__SET PROBLEM__
Find each line containing the string "screenshot". Copy it.

>> start ENTRIES PROVIDED

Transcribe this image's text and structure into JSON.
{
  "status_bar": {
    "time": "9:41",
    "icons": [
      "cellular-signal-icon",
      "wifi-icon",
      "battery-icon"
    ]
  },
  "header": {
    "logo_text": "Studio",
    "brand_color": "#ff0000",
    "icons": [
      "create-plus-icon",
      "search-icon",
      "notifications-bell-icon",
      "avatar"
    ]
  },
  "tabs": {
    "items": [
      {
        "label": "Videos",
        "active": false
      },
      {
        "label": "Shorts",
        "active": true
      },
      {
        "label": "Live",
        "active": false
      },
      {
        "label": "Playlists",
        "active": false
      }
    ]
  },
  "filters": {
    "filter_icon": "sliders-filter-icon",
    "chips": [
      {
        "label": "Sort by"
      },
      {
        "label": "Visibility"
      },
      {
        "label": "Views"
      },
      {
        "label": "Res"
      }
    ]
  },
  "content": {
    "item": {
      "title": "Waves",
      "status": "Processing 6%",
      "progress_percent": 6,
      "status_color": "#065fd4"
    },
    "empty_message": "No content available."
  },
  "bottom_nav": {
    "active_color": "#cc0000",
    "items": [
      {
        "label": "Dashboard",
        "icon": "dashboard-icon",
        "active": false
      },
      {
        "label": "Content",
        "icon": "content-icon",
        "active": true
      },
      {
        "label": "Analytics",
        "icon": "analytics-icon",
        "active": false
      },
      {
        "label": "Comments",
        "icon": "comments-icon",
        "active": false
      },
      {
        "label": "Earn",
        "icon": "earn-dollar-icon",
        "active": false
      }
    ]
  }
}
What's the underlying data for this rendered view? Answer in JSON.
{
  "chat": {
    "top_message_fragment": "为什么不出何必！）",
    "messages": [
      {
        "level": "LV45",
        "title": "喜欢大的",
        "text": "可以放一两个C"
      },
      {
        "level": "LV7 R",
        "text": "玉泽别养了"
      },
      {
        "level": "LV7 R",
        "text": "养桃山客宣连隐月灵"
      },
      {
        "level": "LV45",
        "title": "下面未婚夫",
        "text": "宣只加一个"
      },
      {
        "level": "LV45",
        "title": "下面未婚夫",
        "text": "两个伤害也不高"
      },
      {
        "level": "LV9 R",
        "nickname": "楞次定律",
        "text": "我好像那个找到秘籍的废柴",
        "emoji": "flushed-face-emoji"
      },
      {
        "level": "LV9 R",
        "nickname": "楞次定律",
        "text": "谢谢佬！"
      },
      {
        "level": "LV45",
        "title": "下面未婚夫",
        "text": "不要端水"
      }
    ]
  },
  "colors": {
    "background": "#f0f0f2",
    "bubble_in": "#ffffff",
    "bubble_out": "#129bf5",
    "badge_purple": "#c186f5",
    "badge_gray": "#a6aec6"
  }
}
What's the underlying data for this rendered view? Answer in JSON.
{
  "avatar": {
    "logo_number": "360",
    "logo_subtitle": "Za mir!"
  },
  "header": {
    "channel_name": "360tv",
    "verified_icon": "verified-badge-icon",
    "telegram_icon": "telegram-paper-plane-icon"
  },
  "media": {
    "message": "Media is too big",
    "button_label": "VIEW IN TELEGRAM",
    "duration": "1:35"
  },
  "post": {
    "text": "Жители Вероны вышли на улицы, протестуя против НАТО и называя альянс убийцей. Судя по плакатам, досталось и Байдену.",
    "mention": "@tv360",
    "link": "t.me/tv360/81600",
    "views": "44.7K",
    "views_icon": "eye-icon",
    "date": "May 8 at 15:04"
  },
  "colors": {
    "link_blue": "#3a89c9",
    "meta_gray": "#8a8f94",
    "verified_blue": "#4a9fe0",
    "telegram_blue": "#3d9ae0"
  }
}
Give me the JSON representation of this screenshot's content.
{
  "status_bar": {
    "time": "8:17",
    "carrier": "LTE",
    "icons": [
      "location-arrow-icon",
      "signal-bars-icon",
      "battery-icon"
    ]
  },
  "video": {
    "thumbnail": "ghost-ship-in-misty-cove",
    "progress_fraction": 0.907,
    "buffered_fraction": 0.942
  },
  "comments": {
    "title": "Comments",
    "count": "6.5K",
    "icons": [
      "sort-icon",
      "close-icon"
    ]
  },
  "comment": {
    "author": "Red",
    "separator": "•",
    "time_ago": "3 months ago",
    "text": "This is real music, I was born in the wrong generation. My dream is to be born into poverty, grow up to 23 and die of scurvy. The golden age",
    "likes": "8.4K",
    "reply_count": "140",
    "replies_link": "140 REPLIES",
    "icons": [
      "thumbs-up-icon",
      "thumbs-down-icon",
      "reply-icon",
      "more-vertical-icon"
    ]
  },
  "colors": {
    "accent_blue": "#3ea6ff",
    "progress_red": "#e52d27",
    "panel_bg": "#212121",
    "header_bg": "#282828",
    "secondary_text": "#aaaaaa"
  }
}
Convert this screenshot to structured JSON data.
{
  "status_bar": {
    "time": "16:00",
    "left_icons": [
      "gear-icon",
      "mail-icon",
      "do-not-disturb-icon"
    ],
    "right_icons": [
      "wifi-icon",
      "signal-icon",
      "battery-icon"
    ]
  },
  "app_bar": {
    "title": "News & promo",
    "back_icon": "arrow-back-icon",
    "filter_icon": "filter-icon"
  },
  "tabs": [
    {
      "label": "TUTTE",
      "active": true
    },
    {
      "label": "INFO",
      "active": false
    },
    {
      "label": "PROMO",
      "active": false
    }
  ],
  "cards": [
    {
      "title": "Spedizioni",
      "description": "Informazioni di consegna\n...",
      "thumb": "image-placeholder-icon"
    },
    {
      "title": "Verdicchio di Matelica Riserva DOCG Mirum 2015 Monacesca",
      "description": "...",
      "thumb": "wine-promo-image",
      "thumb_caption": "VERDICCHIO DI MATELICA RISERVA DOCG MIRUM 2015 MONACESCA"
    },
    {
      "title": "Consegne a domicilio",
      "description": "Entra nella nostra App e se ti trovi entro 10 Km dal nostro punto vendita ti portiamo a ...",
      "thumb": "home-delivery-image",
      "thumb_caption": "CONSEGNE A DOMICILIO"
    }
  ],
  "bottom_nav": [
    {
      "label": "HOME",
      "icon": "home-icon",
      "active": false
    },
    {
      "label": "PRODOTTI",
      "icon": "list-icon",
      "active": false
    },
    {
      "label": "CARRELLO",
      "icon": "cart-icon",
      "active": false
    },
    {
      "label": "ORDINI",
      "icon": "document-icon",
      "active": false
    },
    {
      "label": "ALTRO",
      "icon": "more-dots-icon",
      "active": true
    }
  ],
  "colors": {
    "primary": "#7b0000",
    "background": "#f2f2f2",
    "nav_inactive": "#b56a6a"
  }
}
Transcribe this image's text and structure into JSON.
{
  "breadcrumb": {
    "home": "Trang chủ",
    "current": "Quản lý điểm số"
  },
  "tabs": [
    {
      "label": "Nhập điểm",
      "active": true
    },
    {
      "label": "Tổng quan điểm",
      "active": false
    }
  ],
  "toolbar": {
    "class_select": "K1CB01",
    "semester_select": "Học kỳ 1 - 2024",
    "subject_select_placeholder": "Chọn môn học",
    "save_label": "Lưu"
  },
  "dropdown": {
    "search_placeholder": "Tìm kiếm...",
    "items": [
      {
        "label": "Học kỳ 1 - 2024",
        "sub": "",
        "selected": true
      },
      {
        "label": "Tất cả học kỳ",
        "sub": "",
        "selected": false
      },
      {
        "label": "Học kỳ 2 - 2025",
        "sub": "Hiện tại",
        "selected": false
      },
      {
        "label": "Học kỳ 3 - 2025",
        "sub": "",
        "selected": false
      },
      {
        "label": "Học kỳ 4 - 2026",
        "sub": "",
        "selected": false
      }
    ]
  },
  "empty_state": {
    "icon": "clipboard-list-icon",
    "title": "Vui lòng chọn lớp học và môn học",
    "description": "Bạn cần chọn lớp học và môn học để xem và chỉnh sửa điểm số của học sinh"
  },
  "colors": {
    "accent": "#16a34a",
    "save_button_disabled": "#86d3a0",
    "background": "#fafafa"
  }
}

>> end ENTRIES PROVIDED

__THE ANSWER__
Give me the JSON representation of this screenshot's content.
Convert this screenshot to structured JSON data.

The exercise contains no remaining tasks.